Repeat each record exactly as written, and drop any images.

── DATA SUPPLIED ──

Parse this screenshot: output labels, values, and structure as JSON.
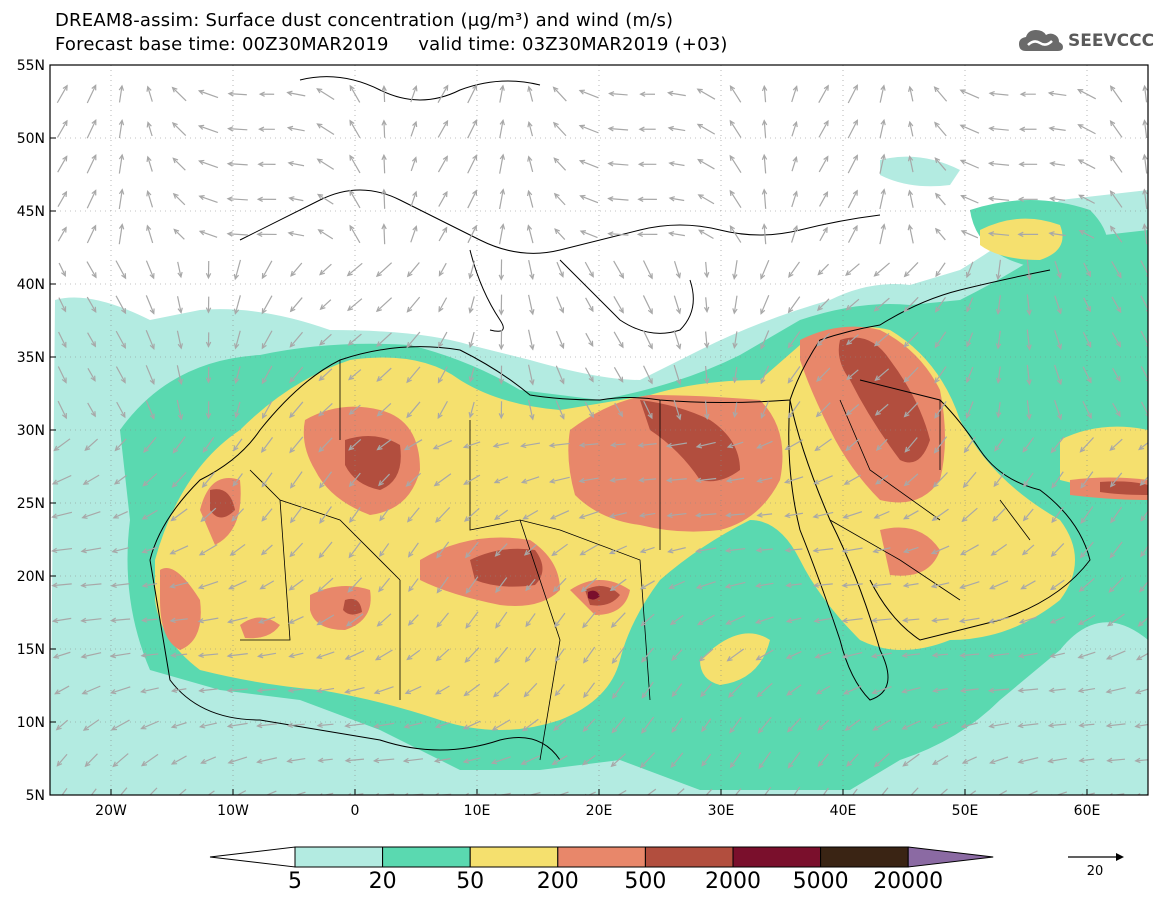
{
  "title": {
    "line1": "DREAM8-assim: Surface dust concentration (μg/m³) and wind (m/s)",
    "line2": "Forecast base time: 00Z30MAR2019     valid time: 03Z30MAR2019 (+03)"
  },
  "logo": {
    "text": "SEEVCCC",
    "icon": "cloud-icon"
  },
  "axes": {
    "lat_labels": [
      "55N",
      "50N",
      "45N",
      "40N",
      "35N",
      "30N",
      "25N",
      "20N",
      "15N",
      "10N",
      "5N"
    ],
    "lon_labels": [
      "20W",
      "10W",
      "0",
      "10E",
      "20E",
      "30E",
      "40E",
      "50E",
      "60E"
    ],
    "lat_range": [
      5,
      55
    ],
    "lon_range": [
      -25,
      65
    ],
    "grid": "dotted"
  },
  "colorbar": {
    "labels": [
      "5",
      "20",
      "50",
      "200",
      "500",
      "2000",
      "5000",
      "20000"
    ],
    "colors": [
      "#ffffff",
      "#b3ebe1",
      "#5ad9b0",
      "#f5e06e",
      "#e8876a",
      "#b24e3e",
      "#7a0f2c",
      "#3a2414",
      "#8b6aa3"
    ]
  },
  "wind_reference": {
    "label": "20",
    "icon": "arrow-right-icon"
  },
  "colors": {
    "arrow": "#a8a8a8",
    "border": "#000000",
    "background": "#ffffff"
  }
}
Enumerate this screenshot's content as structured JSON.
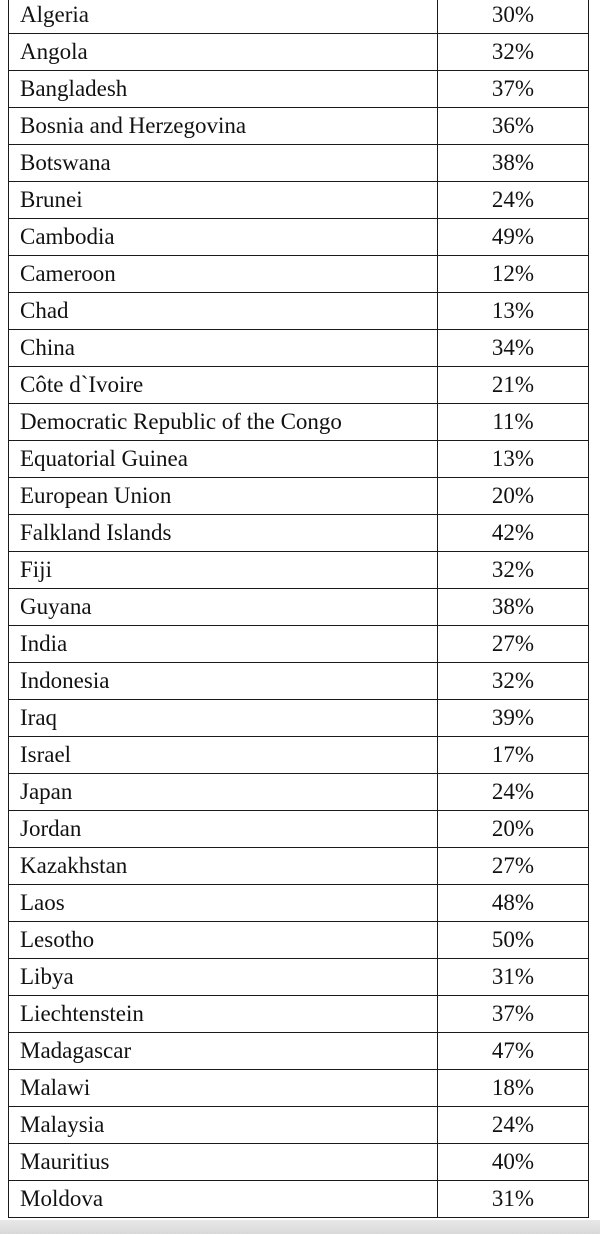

───

# WRITTEN RESPONSE:
Parse this screenshot: output labels, values, and structure as JSON.
{
  "title": {
    "line1": "DREAM8-assim: Surface dust concentration (μg/m³) and wind (m/s)",
    "line2": "Forecast base time: 00Z30MAR2019     valid time: 03Z30MAR2019 (+03)"
  },
  "logo": {
    "text": "SEEVCCC",
    "icon": "cloud-icon"
  },
  "axes": {
    "lat_labels": [
      "55N",
      "50N",
      "45N",
      "40N",
      "35N",
      "30N",
      "25N",
      "20N",
      "15N",
      "10N",
      "5N"
    ],
    "lon_labels": [
      "20W",
      "10W",
      "0",
      "10E",
      "20E",
      "30E",
      "40E",
      "50E",
      "60E"
    ],
    "lat_range": [
      5,
      55
    ],
    "lon_range": [
      -25,
      65
    ],
    "grid": "dotted"
  },
  "colorbar": {
    "labels": [
      "5",
      "20",
      "50",
      "200",
      "500",
      "2000",
      "5000",
      "20000"
    ],
    "colors": [
      "#ffffff",
      "#b3ebe1",
      "#5ad9b0",
      "#f5e06e",
      "#e8876a",
      "#b24e3e",
      "#7a0f2c",
      "#3a2414",
      "#8b6aa3"
    ]
  },
  "wind_reference": {
    "label": "20",
    "icon": "arrow-right-icon"
  },
  "colors": {
    "arrow": "#a8a8a8",
    "border": "#000000",
    "background": "#ffffff"
  }
}
Enumerate this screenshot's content as structured JSON.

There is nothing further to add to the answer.